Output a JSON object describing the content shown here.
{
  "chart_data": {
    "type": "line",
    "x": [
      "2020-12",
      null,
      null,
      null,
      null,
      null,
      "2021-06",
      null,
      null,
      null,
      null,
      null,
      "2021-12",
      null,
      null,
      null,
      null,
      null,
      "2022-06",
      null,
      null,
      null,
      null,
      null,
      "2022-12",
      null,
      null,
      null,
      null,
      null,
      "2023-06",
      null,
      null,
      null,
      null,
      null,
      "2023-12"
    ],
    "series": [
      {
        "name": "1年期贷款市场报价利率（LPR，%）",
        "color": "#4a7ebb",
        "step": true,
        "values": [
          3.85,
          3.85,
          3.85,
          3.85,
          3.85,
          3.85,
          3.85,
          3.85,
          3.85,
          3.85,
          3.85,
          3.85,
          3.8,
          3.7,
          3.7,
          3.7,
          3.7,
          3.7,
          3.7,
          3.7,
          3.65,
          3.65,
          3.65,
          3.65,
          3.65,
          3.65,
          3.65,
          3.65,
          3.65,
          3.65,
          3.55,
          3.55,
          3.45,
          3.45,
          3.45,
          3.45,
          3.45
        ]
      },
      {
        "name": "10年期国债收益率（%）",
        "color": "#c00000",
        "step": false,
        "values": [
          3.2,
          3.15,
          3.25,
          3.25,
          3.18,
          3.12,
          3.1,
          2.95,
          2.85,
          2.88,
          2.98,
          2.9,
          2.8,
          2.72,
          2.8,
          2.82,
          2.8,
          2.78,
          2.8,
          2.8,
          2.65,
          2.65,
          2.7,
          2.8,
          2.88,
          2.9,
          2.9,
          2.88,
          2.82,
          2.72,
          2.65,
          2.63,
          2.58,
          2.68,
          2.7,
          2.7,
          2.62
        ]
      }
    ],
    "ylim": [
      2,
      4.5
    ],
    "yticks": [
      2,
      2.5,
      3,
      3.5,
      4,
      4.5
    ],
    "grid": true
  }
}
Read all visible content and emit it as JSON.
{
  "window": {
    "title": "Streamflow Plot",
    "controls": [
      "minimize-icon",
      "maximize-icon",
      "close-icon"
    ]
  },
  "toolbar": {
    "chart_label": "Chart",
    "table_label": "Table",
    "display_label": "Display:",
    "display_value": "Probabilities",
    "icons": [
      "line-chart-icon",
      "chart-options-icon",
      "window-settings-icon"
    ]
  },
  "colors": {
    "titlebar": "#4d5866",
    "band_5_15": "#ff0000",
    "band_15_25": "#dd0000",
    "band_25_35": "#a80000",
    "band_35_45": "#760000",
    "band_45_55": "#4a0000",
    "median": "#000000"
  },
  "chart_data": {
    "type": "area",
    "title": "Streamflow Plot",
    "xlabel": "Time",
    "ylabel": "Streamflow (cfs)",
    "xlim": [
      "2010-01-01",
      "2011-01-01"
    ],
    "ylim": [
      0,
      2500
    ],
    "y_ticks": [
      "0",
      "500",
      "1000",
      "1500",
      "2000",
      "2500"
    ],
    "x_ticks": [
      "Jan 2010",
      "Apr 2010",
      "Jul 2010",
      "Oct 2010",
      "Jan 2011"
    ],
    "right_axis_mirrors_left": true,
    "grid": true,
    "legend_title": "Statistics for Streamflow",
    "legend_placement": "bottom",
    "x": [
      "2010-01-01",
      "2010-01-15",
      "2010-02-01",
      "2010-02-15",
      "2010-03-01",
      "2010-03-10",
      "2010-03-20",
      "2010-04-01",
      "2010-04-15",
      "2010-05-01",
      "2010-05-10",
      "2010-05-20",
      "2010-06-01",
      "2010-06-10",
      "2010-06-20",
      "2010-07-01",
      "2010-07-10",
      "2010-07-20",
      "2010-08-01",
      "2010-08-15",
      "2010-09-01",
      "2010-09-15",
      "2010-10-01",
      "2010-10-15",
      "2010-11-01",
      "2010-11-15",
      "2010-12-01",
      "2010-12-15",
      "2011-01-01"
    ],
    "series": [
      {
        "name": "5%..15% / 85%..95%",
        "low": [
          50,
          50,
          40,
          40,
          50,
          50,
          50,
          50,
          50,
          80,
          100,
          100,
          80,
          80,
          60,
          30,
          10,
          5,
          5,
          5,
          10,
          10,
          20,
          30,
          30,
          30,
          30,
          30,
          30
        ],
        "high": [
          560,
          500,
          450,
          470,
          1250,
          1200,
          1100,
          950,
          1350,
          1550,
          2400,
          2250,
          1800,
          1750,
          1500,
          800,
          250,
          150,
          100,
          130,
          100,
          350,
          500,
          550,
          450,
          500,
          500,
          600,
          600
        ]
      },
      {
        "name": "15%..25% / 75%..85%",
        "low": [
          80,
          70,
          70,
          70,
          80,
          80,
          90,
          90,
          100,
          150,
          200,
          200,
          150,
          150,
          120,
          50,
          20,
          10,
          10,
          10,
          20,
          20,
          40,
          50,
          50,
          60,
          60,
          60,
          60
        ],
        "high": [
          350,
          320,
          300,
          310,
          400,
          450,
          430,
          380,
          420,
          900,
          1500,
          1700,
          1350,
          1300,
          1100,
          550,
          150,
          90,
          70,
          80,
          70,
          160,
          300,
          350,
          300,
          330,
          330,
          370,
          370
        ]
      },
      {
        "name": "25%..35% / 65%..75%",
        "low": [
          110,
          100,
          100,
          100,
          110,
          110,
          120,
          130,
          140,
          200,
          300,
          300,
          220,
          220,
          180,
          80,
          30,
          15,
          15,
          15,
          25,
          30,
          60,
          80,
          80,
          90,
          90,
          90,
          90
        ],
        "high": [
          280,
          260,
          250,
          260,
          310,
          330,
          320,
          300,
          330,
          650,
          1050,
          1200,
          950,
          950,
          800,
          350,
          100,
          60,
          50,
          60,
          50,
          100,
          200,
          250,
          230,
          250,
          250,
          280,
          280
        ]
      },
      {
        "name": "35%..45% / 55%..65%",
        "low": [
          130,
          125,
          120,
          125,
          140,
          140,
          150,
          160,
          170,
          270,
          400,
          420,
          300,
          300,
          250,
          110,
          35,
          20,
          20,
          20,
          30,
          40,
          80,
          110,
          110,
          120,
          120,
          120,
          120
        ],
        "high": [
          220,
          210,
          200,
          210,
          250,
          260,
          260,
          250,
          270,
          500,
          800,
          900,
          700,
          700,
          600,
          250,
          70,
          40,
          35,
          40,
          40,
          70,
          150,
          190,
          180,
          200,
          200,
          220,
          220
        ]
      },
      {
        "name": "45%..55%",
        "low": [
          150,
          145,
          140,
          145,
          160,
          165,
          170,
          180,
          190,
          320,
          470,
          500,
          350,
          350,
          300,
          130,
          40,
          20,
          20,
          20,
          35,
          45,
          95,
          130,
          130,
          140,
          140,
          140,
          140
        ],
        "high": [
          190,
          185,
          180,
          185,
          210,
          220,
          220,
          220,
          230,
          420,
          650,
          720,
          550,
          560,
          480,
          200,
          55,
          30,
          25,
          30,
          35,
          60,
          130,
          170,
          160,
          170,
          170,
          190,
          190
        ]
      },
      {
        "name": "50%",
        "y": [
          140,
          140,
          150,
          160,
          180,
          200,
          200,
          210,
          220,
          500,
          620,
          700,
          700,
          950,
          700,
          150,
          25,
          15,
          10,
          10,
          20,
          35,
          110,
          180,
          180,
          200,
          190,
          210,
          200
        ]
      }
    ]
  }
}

*The task*
Copy out the full set of records precisely, leaving nothing out.

*Complete output*
Output a JSON object describing the content shown here.
{
  "chart_data": {
    "type": "line",
    "x": [
      "2020-12",
      null,
      null,
      null,
      null,
      null,
      "2021-06",
      null,
      null,
      null,
      null,
      null,
      "2021-12",
      null,
      null,
      null,
      null,
      null,
      "2022-06",
      null,
      null,
      null,
      null,
      null,
      "2022-12",
      null,
      null,
      null,
      null,
      null,
      "2023-06",
      null,
      null,
      null,
      null,
      null,
      "2023-12"
    ],
    "series": [
      {
        "name": "1年期贷款市场报价利率（LPR，%）",
        "color": "#4a7ebb",
        "step": true,
        "values": [
          3.85,
          3.85,
          3.85,
          3.85,
          3.85,
          3.85,
          3.85,
          3.85,
          3.85,
          3.85,
          3.85,
          3.85,
          3.8,
          3.7,
          3.7,
          3.7,
          3.7,
          3.7,
          3.7,
          3.7,
          3.65,
          3.65,
          3.65,
          3.65,
          3.65,
          3.65,
          3.65,
          3.65,
          3.65,
          3.65,
          3.55,
          3.55,
          3.45,
          3.45,
          3.45,
          3.45,
          3.45
        ]
      },
      {
        "name": "10年期国债收益率（%）",
        "color": "#c00000",
        "step": false,
        "values": [
          3.2,
          3.15,
          3.25,
          3.25,
          3.18,
          3.12,
          3.1,
          2.95,
          2.85,
          2.88,
          2.98,
          2.9,
          2.8,
          2.72,
          2.8,
          2.82,
          2.8,
          2.78,
          2.8,
          2.8,
          2.65,
          2.65,
          2.7,
          2.8,
          2.88,
          2.9,
          2.9,
          2.88,
          2.82,
          2.72,
          2.65,
          2.63,
          2.58,
          2.68,
          2.7,
          2.7,
          2.62
        ]
      }
    ],
    "ylim": [
      2,
      4.5
    ],
    "yticks": [
      2,
      2.5,
      3,
      3.5,
      4,
      4.5
    ],
    "grid": true
  }
}
Read all visible content and emit it as JSON.
{
  "window": {
    "title": "Streamflow Plot",
    "controls": [
      "minimize-icon",
      "maximize-icon",
      "close-icon"
    ]
  },
  "toolbar": {
    "chart_label": "Chart",
    "table_label": "Table",
    "display_label": "Display:",
    "display_value": "Probabilities",
    "icons": [
      "line-chart-icon",
      "chart-options-icon",
      "window-settings-icon"
    ]
  },
  "colors": {
    "titlebar": "#4d5866",
    "band_5_15": "#ff0000",
    "band_15_25": "#dd0000",
    "band_25_35": "#a80000",
    "band_35_45": "#760000",
    "band_45_55": "#4a0000",
    "median": "#000000"
  },
  "chart_data": {
    "type": "area",
    "title": "Streamflow Plot",
    "xlabel": "Time",
    "ylabel": "Streamflow (cfs)",
    "xlim": [
      "2010-01-01",
      "2011-01-01"
    ],
    "ylim": [
      0,
      2500
    ],
    "y_ticks": [
      "0",
      "500",
      "1000",
      "1500",
      "2000",
      "2500"
    ],
    "x_ticks": [
      "Jan 2010",
      "Apr 2010",
      "Jul 2010",
      "Oct 2010",
      "Jan 2011"
    ],
    "right_axis_mirrors_left": true,
    "grid": true,
    "legend_title": "Statistics for Streamflow",
    "legend_placement": "bottom",
    "x": [
      "2010-01-01",
      "2010-01-15",
      "2010-02-01",
      "2010-02-15",
      "2010-03-01",
      "2010-03-10",
      "2010-03-20",
      "2010-04-01",
      "2010-04-15",
      "2010-05-01",
      "2010-05-10",
      "2010-05-20",
      "2010-06-01",
      "2010-06-10",
      "2010-06-20",
      "2010-07-01",
      "2010-07-10",
      "2010-07-20",
      "2010-08-01",
      "2010-08-15",
      "2010-09-01",
      "2010-09-15",
      "2010-10-01",
      "2010-10-15",
      "2010-11-01",
      "2010-11-15",
      "2010-12-01",
      "2010-12-15",
      "2011-01-01"
    ],
    "series": [
      {
        "name": "5%..15% / 85%..95%",
        "low": [
          50,
          50,
          40,
          40,
          50,
          50,
          50,
          50,
          50,
          80,
          100,
          100,
          80,
          80,
          60,
          30,
          10,
          5,
          5,
          5,
          10,
          10,
          20,
          30,
          30,
          30,
          30,
          30,
          30
        ],
        "high": [
          560,
          500,
          450,
          470,
          1250,
          1200,
          1100,
          950,
          1350,
          1550,
          2400,
          2250,
          1800,
          1750,
          1500,
          800,
          250,
          150,
          100,
          130,
          100,
          350,
          500,
          550,
          450,
          500,
          500,
          600,
          600
        ]
      },
      {
        "name": "15%..25% / 75%..85%",
        "low": [
          80,
          70,
          70,
          70,
          80,
          80,
          90,
          90,
          100,
          150,
          200,
          200,
          150,
          150,
          120,
          50,
          20,
          10,
          10,
          10,
          20,
          20,
          40,
          50,
          50,
          60,
          60,
          60,
          60
        ],
        "high": [
          350,
          320,
          300,
          310,
          400,
          450,
          430,
          380,
          420,
          900,
          1500,
          1700,
          1350,
          1300,
          1100,
          550,
          150,
          90,
          70,
          80,
          70,
          160,
          300,
          350,
          300,
          330,
          330,
          370,
          370
        ]
      },
      {
        "name": "25%..35% / 65%..75%",
        "low": [
          110,
          100,
          100,
          100,
          110,
          110,
          120,
          130,
          140,
          200,
          300,
          300,
          220,
          220,
          180,
          80,
          30,
          15,
          15,
          15,
          25,
          30,
          60,
          80,
          80,
          90,
          90,
          90,
          90
        ],
        "high": [
          280,
          260,
          250,
          260,
          310,
          330,
          320,
          300,
          330,
          650,
          1050,
          1200,
          950,
          950,
          800,
          350,
          100,
          60,
          50,
          60,
          50,
          100,
          200,
          250,
          230,
          250,
          250,
          280,
          280
        ]
      },
      {
        "name": "35%..45% / 55%..65%",
        "low": [
          130,
          125,
          120,
          125,
          140,
          140,
          150,
          160,
          170,
          270,
          400,
          420,
          300,
          300,
          250,
          110,
          35,
          20,
          20,
          20,
          30,
          40,
          80,
          110,
          110,
          120,
          120,
          120,
          120
        ],
        "high": [
          220,
          210,
          200,
          210,
          250,
          260,
          260,
          250,
          270,
          500,
          800,
          900,
          700,
          700,
          600,
          250,
          70,
          40,
          35,
          40,
          40,
          70,
          150,
          190,
          180,
          200,
          200,
          220,
          220
        ]
      },
      {
        "name": "45%..55%",
        "low": [
          150,
          145,
          140,
          145,
          160,
          165,
          170,
          180,
          190,
          320,
          470,
          500,
          350,
          350,
          300,
          130,
          40,
          20,
          20,
          20,
          35,
          45,
          95,
          130,
          130,
          140,
          140,
          140,
          140
        ],
        "high": [
          190,
          185,
          180,
          185,
          210,
          220,
          220,
          220,
          230,
          420,
          650,
          720,
          550,
          560,
          480,
          200,
          55,
          30,
          25,
          30,
          35,
          60,
          130,
          170,
          160,
          170,
          170,
          190,
          190
        ]
      },
      {
        "name": "50%",
        "y": [
          140,
          140,
          150,
          160,
          180,
          200,
          200,
          210,
          220,
          500,
          620,
          700,
          700,
          950,
          700,
          150,
          25,
          15,
          10,
          10,
          20,
          35,
          110,
          180,
          180,
          200,
          190,
          210,
          200
        ]
      }
    ]
  }
}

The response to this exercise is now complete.